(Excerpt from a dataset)
---------------
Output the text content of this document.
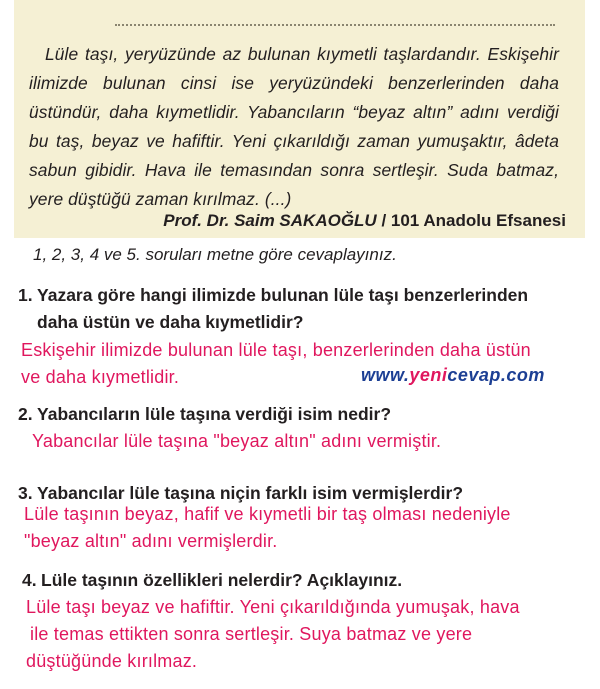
Lüle taşı, yeryüzünde az bulunan kıymetli taşlardandır. Eskişehir ilimizde bulunan cinsi ise yeryüzündeki benzerlerinden daha üstündür, daha kıymetlidir. Yabancıların “beyaz altın” adını verdiği bu taş, beyaz ve hafiftir. Yeni çıkarıldığı zaman yumuşaktır, âdeta sabun gibidir. Hava ile temasından sonra sertleşir. Suda batmaz, yere düştüğü zaman kırılmaz. (...)

Prof. Dr. Saim SAKAOĞLU / 101 Anadolu Efsanesi
1, 2, 3, 4 ve 5. soruları metne göre cevaplayınız.
1. Yazara göre hangi ilimizde bulunan lüle taşı benzerlerinden
daha üstün ve daha kıymetlidir?
Eskişehir ilimizde bulunan lüle taşı, benzerlerinden daha üstün
ve daha kıymetlidir.	www.yenicevap.com
2. Yabancıların lüle taşına verdiği isim nedir?
Yabancılar lüle taşına "beyaz altın" adını vermiştir.
3. Yabancılar lüle taşına niçin farklı isim vermişlerdir?
Lüle taşının beyaz, hafif ve kıymetli bir taş olması nedeniyle
"beyaz altın" adını vermişlerdir.
4. Lüle taşının özellikleri nelerdir? Açıklayınız.
Lüle taşı beyaz ve hafiftir. Yeni çıkarıldığında yumuşak, hava
ile temas ettikten sonra sertleşir. Suya batmaz ve yere
düştüğünde kırılmaz.
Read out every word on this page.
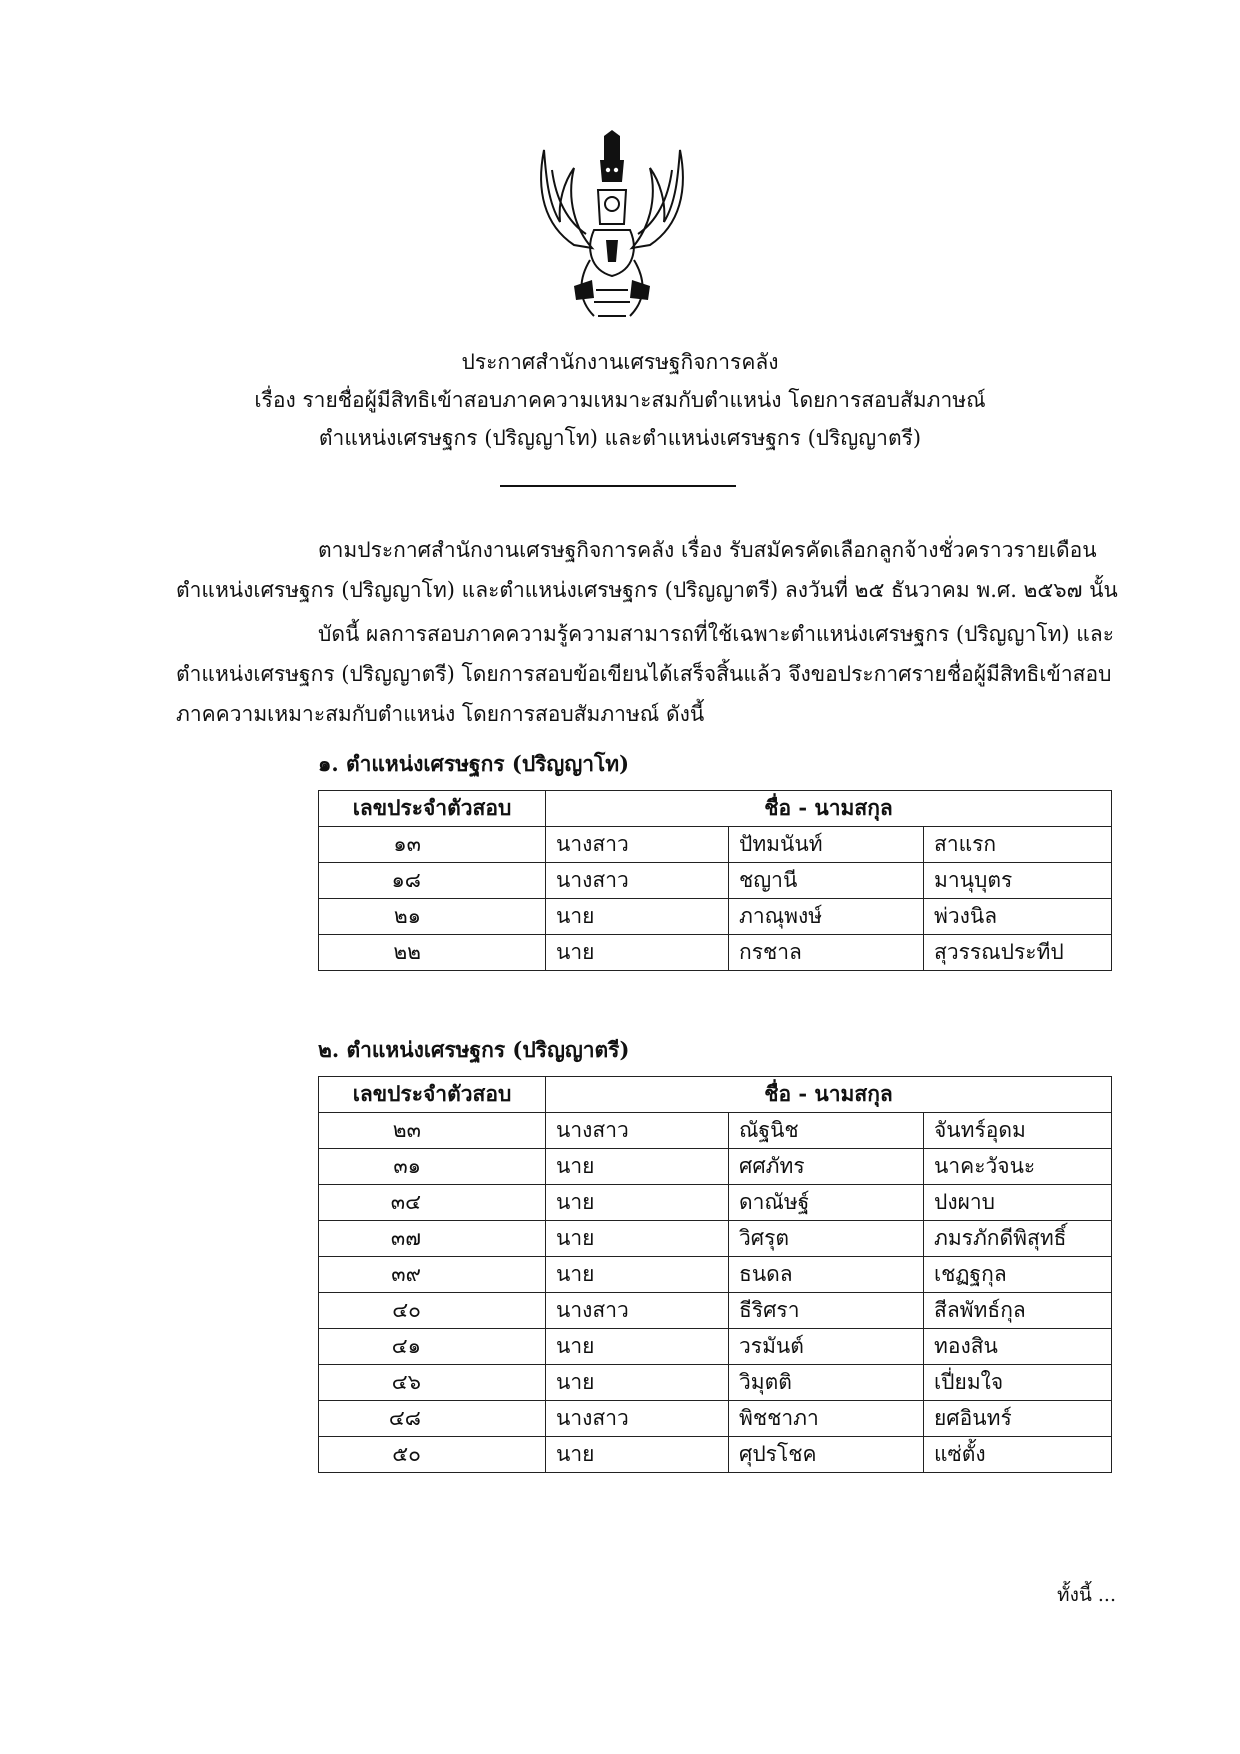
ประกาศสำนักงานเศรษฐกิจการคลัง
เรื่อง รายชื่อผู้มีสิทธิเข้าสอบภาคความเหมาะสมกับตำแหน่ง โดยการสอบสัมภาษณ์
ตำแหน่งเศรษฐกร (ปริญญาโท) และตำแหน่งเศรษฐกร (ปริญญาตรี)

ตามประกาศสำนักงานเศรษฐกิจการคลัง เรื่อง รับสมัครคัดเลือกลูกจ้างชั่วคราวรายเดือน

ตำแหน่งเศรษฐกร (ปริญญาโท) และตำแหน่งเศรษฐกร (ปริญญาตรี) ลงวันที่ ๒๕ ธันวาคม พ.ศ. ๒๕๖๗ นั้น

บัดนี้ ผลการสอบภาคความรู้ความสามารถที่ใช้เฉพาะตำแหน่งเศรษฐกร (ปริญญาโท) และ

ตำแหน่งเศรษฐกร (ปริญญาตรี) โดยการสอบข้อเขียนได้เสร็จสิ้นแล้ว จึงขอประกาศรายชื่อผู้มีสิทธิเข้าสอบ

ภาคความเหมาะสมกับตำแหน่ง โดยการสอบสัมภาษณ์ ดังนี้

๑. ตำแหน่งเศรษฐกร (ปริญญาโท)
เลขประจำตัวสอบ	ชื่อ - นามสกุล		
๑๓	นางสาว	ปัทมนันท์	สาแรก
๑๘	นางสาว	ชญานี	มานุบุตร
๒๑	นาย	ภาณุพงษ์	พ่วงนิล
๒๒	นาย	กรชาล	สุวรรณประทีป
๒. ตำแหน่งเศรษฐกร (ปริญญาตรี)
เลขประจำตัวสอบ	ชื่อ - นามสกุล		
๒๓	นางสาว	ณัฐนิช	จันทร์อุดม
๓๑	นาย	ศศภัทร	นาคะวัจนะ
๓๔	นาย	ดาณัษฐ์	ปงผาบ
๓๗	นาย	วิศรุต	ภมรภักดีพิสุทธิ์
๓๙	นาย	ธนดล	เชฏฐกุล
๔๐	นางสาว	ธีริศรา	สีลพัทธ์กุล
๔๑	นาย	วรมันต์	ทองสิน
๔๖	นาย	วิมุตติ	เปี่ยมใจ
๔๘	นางสาว	พิชชาภา	ยศอินทร์
๕๐	นาย	ศุปรโชค	แซ่ตั้ง
ทั้งนี้ ...
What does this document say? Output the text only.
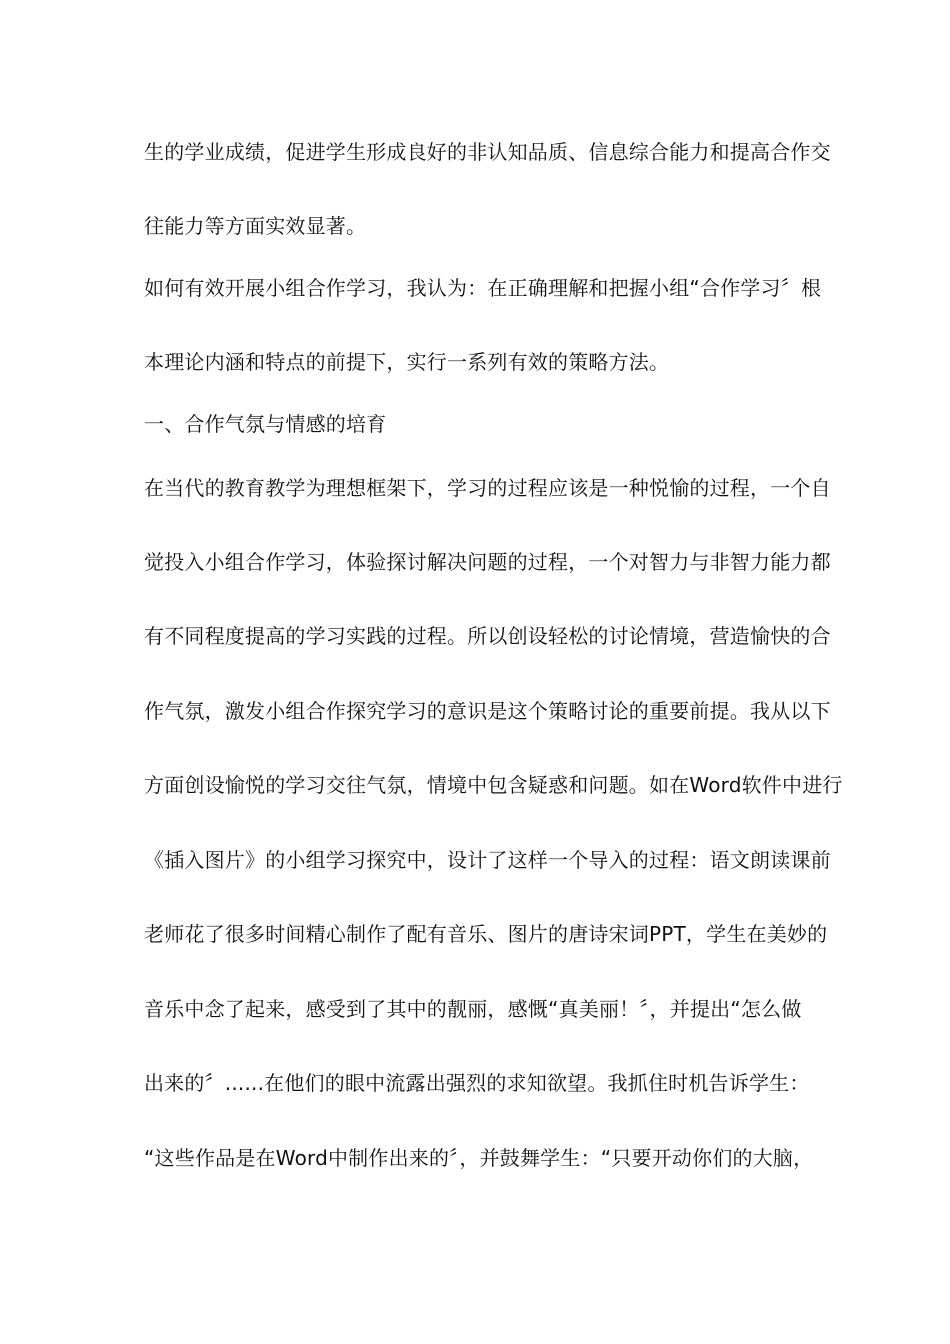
生的学业成绩，促进学生形成良好的非认知品质、信息综合能力和提高合作交
往能力等方面实效显著。
如何有效开展小组合作学习，我认为：在正确理解和把握小组“合作学习〞根
本理论内涵和特点的前提下，实行一系列有效的策略方法。
一、合作气氛与情感的培育
在当代的教育教学为理想框架下，学习的过程应该是一种悦愉的过程，一个自
觉投入小组合作学习，体验探讨解决问题的过程，一个对智力与非智力能力都
有不同程度提高的学习实践的过程。所以创设轻松的讨论情境，营造愉快的合
作气氛，激发小组合作探究学习的意识是这个策略讨论的重要前提。我从以下
方面创设愉悦的学习交往气氛，情境中包含疑惑和问题。如在Word软件中进行
《插入图片》的小组学习探究中，设计了这样一个导入的过程：语文朗读课前
老师花了很多时间精心制作了配有音乐、图片的唐诗宋词PPT，学生在美妙的
音乐中念了起来，感受到了其中的靓丽，感慨“真美丽！〞，并提出“怎么做
出来的〞......在他们的眼中流露出强烈的求知欲望。我抓住时机告诉学生：
“这些作品是在Word中制作出来的〞，并鼓舞学生：“只要开动你们的大脑，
---------------
What is needed >> All of the material above needs to be restated exactly, with no pictures.

Result of this task >>
Output the text content of this document.
Lüle taşı, yeryüzünde az bulunan kıymetli taşlardandır. Eskişehir ilimizde bulunan cinsi ise yeryüzündeki benzerlerinden daha üstündür, daha kıymetlidir. Yabancıların “beyaz altın” adını verdiği bu taş, beyaz ve hafiftir. Yeni çıkarıldığı zaman yumuşaktır, âdeta sabun gibidir. Hava ile temasından sonra sertleşir. Suda batmaz, yere düştüğü zaman kırılmaz. (...)

Prof. Dr. Saim SAKAOĞLU / 101 Anadolu Efsanesi
1, 2, 3, 4 ve 5. soruları metne göre cevaplayınız.
1. Yazara göre hangi ilimizde bulunan lüle taşı benzerlerinden
daha üstün ve daha kıymetlidir?
Eskişehir ilimizde bulunan lüle taşı, benzerlerinden daha üstün
ve daha kıymetlidir.	www.yenicevap.com
2. Yabancıların lüle taşına verdiği isim nedir?
Yabancılar lüle taşına "beyaz altın" adını vermiştir.
3. Yabancılar lüle taşına niçin farklı isim vermişlerdir?
Lüle taşının beyaz, hafif ve kıymetli bir taş olması nedeniyle
"beyaz altın" adını vermişlerdir.
4. Lüle taşının özellikleri nelerdir? Açıklayınız.
Lüle taşı beyaz ve hafiftir. Yeni çıkarıldığında yumuşak, hava
ile temas ettikten sonra sertleşir. Suya batmaz ve yere
düştüğünde kırılmaz.
Read out every word on this page.
ประกาศสำนักงานเศรษฐกิจการคลัง
เรื่อง รายชื่อผู้มีสิทธิเข้าสอบภาคความเหมาะสมกับตำแหน่ง โดยการสอบสัมภาษณ์
ตำแหน่งเศรษฐกร (ปริญญาโท) และตำแหน่งเศรษฐกร (ปริญญาตรี)

ตามประกาศสำนักงานเศรษฐกิจการคลัง เรื่อง รับสมัครคัดเลือกลูกจ้างชั่วคราวรายเดือน

ตำแหน่งเศรษฐกร (ปริญญาโท) และตำแหน่งเศรษฐกร (ปริญญาตรี) ลงวันที่ ๒๕ ธันวาคม พ.ศ. ๒๕๖๗ นั้น

บัดนี้ ผลการสอบภาคความรู้ความสามารถที่ใช้เฉพาะตำแหน่งเศรษฐกร (ปริญญาโท) และ

ตำแหน่งเศรษฐกร (ปริญญาตรี) โดยการสอบข้อเขียนได้เสร็จสิ้นแล้ว จึงขอประกาศรายชื่อผู้มีสิทธิเข้าสอบ

ภาคความเหมาะสมกับตำแหน่ง โดยการสอบสัมภาษณ์ ดังนี้

๑. ตำแหน่งเศรษฐกร (ปริญญาโท)
เลขประจำตัวสอบ	ชื่อ - นามสกุล		
๑๓	นางสาว	ปัทมนันท์	สาแรก
๑๘	นางสาว	ชญานี	มานุบุตร
๒๑	นาย	ภาณุพงษ์	พ่วงนิล
๒๒	นาย	กรชาล	สุวรรณประทีป
๒. ตำแหน่งเศรษฐกร (ปริญญาตรี)
เลขประจำตัวสอบ	ชื่อ - นามสกุล		
๒๓	นางสาว	ณัฐนิช	จันทร์อุดม
๓๑	นาย	ศศภัทร	นาคะวัจนะ
๓๔	นาย	ดาณัษฐ์	ปงผาบ
๓๗	นาย	วิศรุต	ภมรภักดีพิสุทธิ์
๓๙	นาย	ธนดล	เชฏฐกุล
๔๐	นางสาว	ธีริศรา	สีลพัทธ์กุล
๔๑	นาย	วรมันต์	ทองสิน
๔๖	นาย	วิมุตติ	เปี่ยมใจ
๔๘	นางสาว	พิชชาภา	ยศอินทร์
๕๐	นาย	ศุปรโชค	แซ่ตั้ง
ทั้งนี้ ...
What does this document say? Output the text only.
生的学业成绩，促进学生形成良好的非认知品质、信息综合能力和提高合作交
往能力等方面实效显著。
如何有效开展小组合作学习，我认为：在正确理解和把握小组“合作学习〞根
本理论内涵和特点的前提下，实行一系列有效的策略方法。
一、合作气氛与情感的培育
在当代的教育教学为理想框架下，学习的过程应该是一种悦愉的过程，一个自
觉投入小组合作学习，体验探讨解决问题的过程，一个对智力与非智力能力都
有不同程度提高的学习实践的过程。所以创设轻松的讨论情境，营造愉快的合
作气氛，激发小组合作探究学习的意识是这个策略讨论的重要前提。我从以下
方面创设愉悦的学习交往气氛，情境中包含疑惑和问题。如在Word软件中进行
《插入图片》的小组学习探究中，设计了这样一个导入的过程：语文朗读课前
老师花了很多时间精心制作了配有音乐、图片的唐诗宋词PPT，学生在美妙的
音乐中念了起来，感受到了其中的靓丽，感慨“真美丽！〞，并提出“怎么做
出来的〞......在他们的眼中流露出强烈的求知欲望。我抓住时机告诉学生：
“这些作品是在Word中制作出来的〞，并鼓舞学生：“只要开动你们的大脑，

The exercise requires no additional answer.